-- Provided data start --

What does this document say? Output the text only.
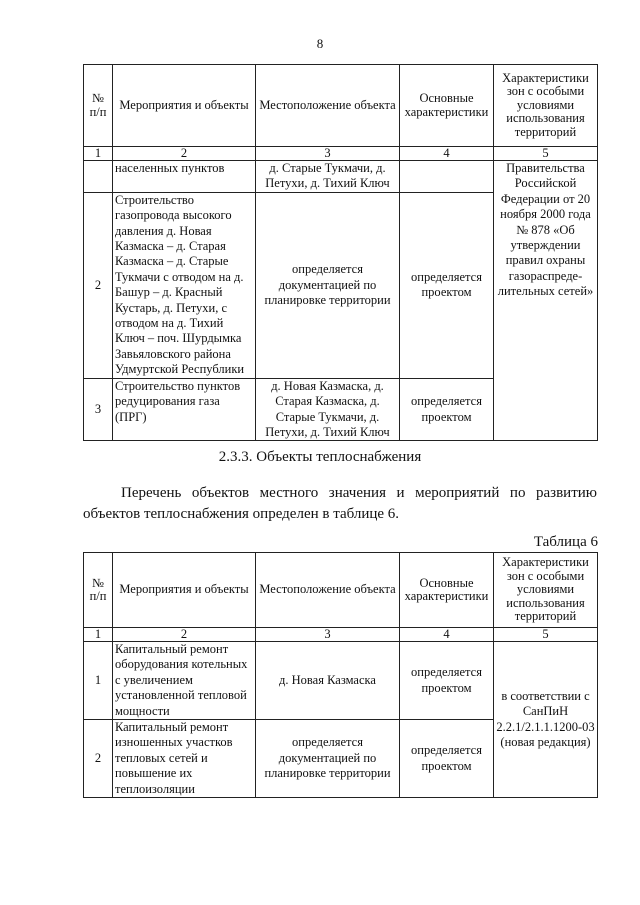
8
№ п/п	Мероприятия и объекты	Местоположение объекта	Основные характеристики	Характеристики зон с особыми условиями использования территорий
1	2	3	4	5
	населенных пунктов	д. Старые Тукмачи, д. Петухи, д. Тихий Ключ		Правительства Российской Федерации от 20 ноября 2000 года № 878 «Об утверждении правил охраны газораспреде-лительных сетей»
2	Строительство газопровода высокого давления д. Новая Казмаска – д. Старая Казмаска – д. Старые Тукмачи с отводом на д. Башур – д. Красный Кустарь, д. Петухи, с отводом на д. Тихий Ключ – поч. Шурдымка Завьяловского района Удмуртской Республики	определяется документацией по планировке территории	определяется проектом	
3	Строительство пунктов редуцирования газа (ПРГ)	д. Новая Казмаска, д. Старая Казмаска, д. Старые Тукмачи, д. Петухи, д. Тихий Ключ	определяется проектом	
2.3.3. Объекты теплоснабжения

Перечень объектов местного значения и мероприятий по развитию объектов теплоснабжения определен в таблице 6.

Таблица 6
№ п/п	Мероприятия и объекты	Местоположение объекта	Основные характеристики	Характеристики зон с особыми условиями использования территорий
1	2	3	4	5
1	Капитальный ремонт оборудования котельных с увеличением установленной тепловой мощности	д. Новая Казмаска	определяется проектом	в соответствии с СанПиН 2.2.1/2.1.1.1200-03 (новая редакция)
2	Капитальный ремонт изношенных участков тепловых сетей и повышение их теплоизоляции	определяется документацией по планировке территории	определяется проектом	
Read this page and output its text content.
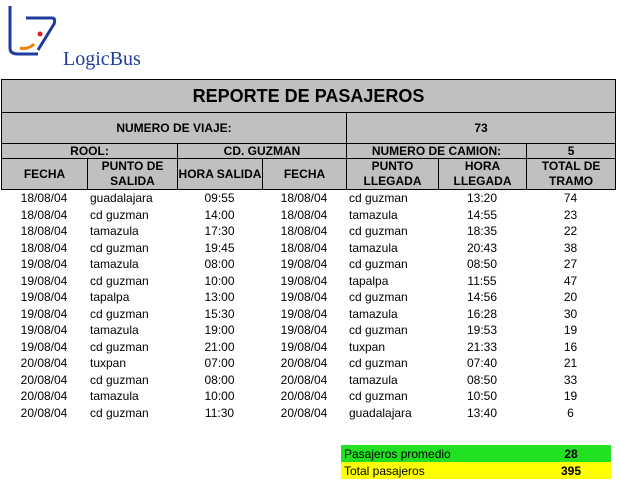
LogicBus
REPORTE DE PASAJEROS						
NUMERO DE VIAJE:				73		
ROOL:		CD. GUZMAN		NUMERO DE CAMION:		5
FECHA	PUNTO DE SALIDA	HORA SALIDA	FECHA	PUNTO LLEGADA	HORA LLEGADA	TOTAL DE TRAMO
18/08/04	guadalajara	09:55	18/08/04	cd guzman	13:20	74
18/08/04	cd guzman	14:00	18/08/04	tamazula	14:55	23
18/08/04	tamazula	17:30	18/08/04	cd guzman	18:35	22
18/08/04	cd guzman	19:45	18/08/04	tamazula	20:43	38
19/08/04	tamazula	08:00	19/08/04	cd guzman	08:50	27
19/08/04	cd guzman	10:00	19/08/04	tapalpa	11:55	47
19/08/04	tapalpa	13:00	19/08/04	cd guzman	14:56	20
19/08/04	cd guzman	15:30	19/08/04	tamazula	16:28	30
19/08/04	tamazula	19:00	19/08/04	cd guzman	19:53	19
19/08/04	cd guzman	21:00	19/08/04	tuxpan	21:33	16
20/08/04	tuxpan	07:00	20/08/04	cd guzman	07:40	21
20/08/04	cd guzman	08:00	20/08/04	tamazula	08:50	33
20/08/04	tamazula	10:00	20/08/04	cd guzman	10:50	19
20/08/04	cd guzman	11:30	20/08/04	guadalajara	13:40	6
Pasajeros promedio	28
Total pasajeros	395
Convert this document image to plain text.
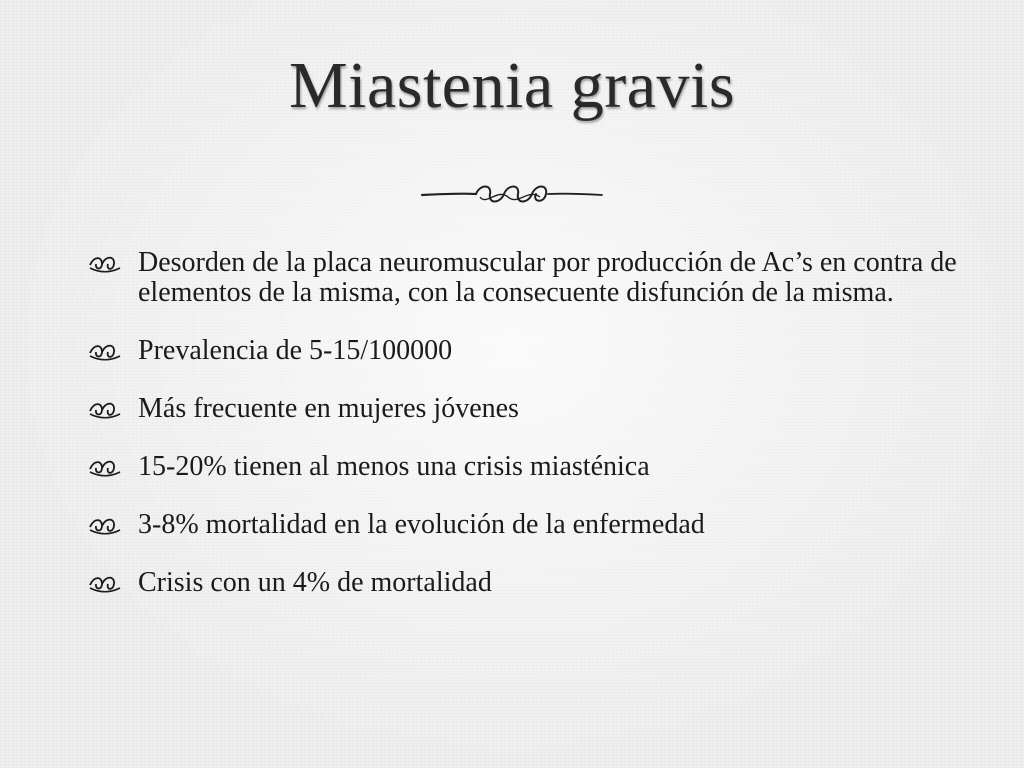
Miastenia gravis
Desorden de la placa neuromuscular por producción de Ac’s en contra de elementos de la misma, con la consecuente disfunción de la misma.
Prevalencia de 5-15/100000
Más frecuente en mujeres jóvenes
15-20% tienen al menos una crisis miasténica
3-8% mortalidad en la evolución de la enfermedad
Crisis con un 4% de mortalidad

-- Provided data end --

= Aim =
Pick out and copy every line that contains the word "Старая".

= The result =
2	Строительство газопровода высокого давления д. Новая Казмаска – д. Старая Казмаска – д. Старые Тукмачи с отводом на д. Башур – д. Красный Кустарь, д. Петухи, с отводом на д. Тихий Ключ – поч. Шурдымка Завьяловского района Удмуртской Республики	определяется документацией по планировке территории	определяется проектом	
3	Строительство пунктов редуцирования газа (ПРГ)	д. Новая Казмаска, д. Старая Казмаска, д. Старые Тукмачи, д. Петухи, д. Тихий Ключ	определяется проектом	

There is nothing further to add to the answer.